Your instructions:
Say how many lines of the listing below contain "premium", giving the number and nothing else.

## begin Records for this exercise

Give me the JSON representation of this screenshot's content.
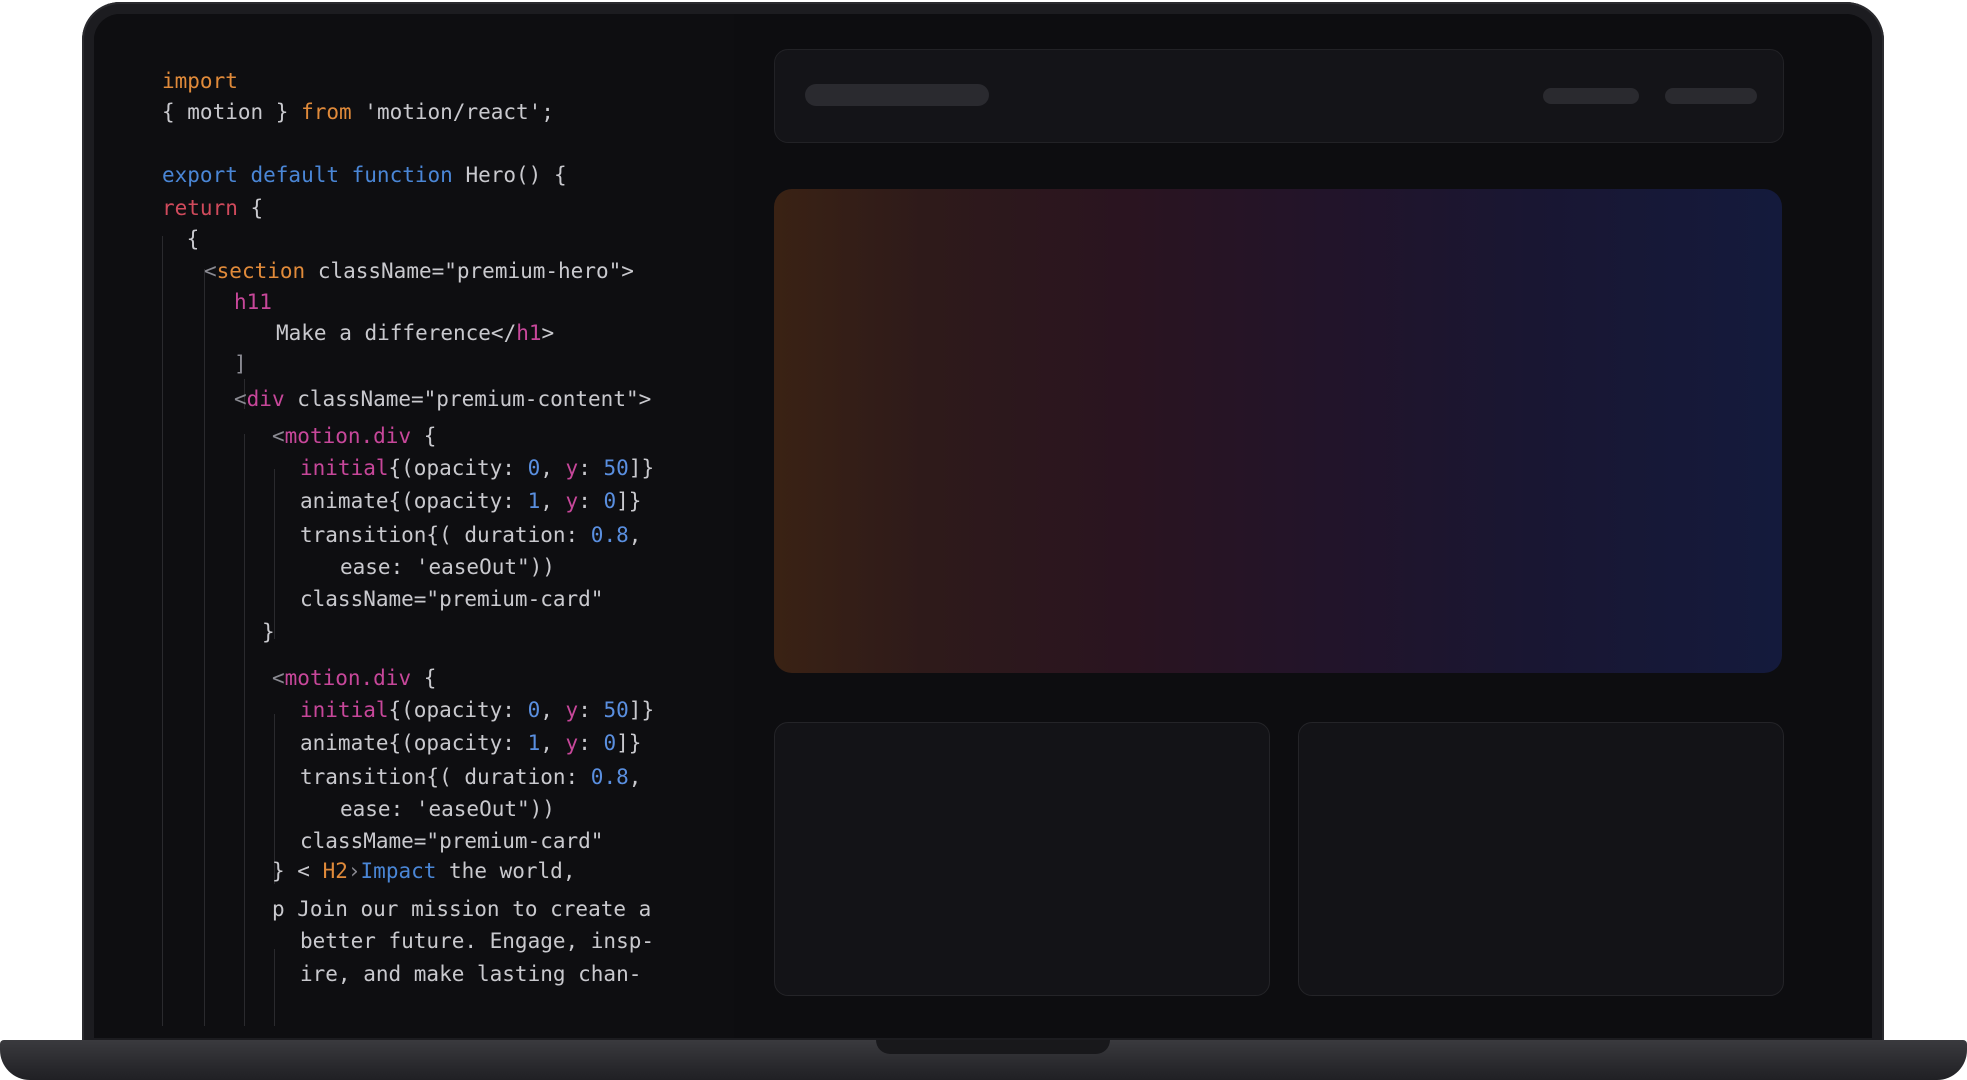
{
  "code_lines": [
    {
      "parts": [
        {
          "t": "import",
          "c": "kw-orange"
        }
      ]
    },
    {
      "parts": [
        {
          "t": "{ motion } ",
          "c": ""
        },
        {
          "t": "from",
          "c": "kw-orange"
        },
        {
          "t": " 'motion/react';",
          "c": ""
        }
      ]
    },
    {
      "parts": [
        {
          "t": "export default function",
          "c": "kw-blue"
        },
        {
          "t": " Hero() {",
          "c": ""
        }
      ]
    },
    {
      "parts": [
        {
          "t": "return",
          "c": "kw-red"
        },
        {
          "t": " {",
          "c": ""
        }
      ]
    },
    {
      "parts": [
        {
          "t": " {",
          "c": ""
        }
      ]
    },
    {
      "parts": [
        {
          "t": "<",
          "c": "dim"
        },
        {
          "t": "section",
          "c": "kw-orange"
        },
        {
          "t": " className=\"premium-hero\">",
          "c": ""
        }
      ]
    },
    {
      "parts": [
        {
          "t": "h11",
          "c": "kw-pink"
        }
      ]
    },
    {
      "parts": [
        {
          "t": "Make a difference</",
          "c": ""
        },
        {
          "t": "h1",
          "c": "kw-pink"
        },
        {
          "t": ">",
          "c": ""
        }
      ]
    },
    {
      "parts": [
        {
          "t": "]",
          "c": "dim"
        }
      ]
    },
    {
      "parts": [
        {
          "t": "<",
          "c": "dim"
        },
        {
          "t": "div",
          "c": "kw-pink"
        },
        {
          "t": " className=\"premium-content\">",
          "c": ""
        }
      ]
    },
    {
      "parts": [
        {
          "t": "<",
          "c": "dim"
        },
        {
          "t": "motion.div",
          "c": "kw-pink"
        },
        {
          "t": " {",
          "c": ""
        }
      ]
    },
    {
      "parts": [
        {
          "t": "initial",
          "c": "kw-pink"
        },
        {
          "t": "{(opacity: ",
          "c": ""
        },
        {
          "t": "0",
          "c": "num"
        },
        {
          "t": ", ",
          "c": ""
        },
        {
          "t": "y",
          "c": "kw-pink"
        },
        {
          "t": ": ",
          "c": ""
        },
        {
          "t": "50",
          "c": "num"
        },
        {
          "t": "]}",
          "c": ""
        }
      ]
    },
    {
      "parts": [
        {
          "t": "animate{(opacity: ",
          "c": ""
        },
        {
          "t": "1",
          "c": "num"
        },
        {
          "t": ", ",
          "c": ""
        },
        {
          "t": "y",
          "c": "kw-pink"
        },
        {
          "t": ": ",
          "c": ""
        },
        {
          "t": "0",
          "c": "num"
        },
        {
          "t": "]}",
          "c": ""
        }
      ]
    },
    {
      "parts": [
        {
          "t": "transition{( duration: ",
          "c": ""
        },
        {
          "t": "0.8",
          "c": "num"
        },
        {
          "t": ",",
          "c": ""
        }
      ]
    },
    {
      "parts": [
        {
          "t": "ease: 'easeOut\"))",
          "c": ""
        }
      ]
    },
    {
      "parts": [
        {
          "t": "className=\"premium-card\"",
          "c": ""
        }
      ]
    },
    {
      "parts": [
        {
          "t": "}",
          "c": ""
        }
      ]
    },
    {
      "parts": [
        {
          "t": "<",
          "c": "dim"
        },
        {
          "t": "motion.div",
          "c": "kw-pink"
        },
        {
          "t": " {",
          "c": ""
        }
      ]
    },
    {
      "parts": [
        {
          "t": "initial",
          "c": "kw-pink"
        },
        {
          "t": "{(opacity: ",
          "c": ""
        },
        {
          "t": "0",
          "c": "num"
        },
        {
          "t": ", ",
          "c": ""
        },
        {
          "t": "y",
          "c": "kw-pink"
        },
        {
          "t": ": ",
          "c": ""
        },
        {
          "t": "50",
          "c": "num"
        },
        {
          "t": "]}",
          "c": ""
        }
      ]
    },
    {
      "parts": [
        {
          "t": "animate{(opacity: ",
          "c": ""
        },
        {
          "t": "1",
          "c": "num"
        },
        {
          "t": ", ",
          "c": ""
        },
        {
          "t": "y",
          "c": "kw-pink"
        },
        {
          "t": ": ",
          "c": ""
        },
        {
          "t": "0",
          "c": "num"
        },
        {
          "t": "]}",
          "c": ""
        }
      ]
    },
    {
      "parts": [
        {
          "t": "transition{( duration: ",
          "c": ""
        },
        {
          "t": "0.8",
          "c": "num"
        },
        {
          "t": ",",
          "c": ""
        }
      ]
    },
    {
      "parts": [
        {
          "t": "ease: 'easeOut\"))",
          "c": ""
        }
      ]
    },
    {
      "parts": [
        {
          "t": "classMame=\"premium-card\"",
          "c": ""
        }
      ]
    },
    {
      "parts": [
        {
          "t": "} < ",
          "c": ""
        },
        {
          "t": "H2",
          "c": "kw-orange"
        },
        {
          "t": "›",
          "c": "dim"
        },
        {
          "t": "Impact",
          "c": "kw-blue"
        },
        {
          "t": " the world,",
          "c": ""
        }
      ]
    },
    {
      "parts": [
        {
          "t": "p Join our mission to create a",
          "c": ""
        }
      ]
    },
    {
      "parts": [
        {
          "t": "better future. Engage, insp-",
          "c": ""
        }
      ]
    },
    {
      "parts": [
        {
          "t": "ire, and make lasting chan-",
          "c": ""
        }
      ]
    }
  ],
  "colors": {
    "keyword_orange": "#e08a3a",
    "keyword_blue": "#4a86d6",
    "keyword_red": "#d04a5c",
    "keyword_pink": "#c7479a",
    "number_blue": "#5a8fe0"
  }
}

## end Records for this exercise

Solution below:
4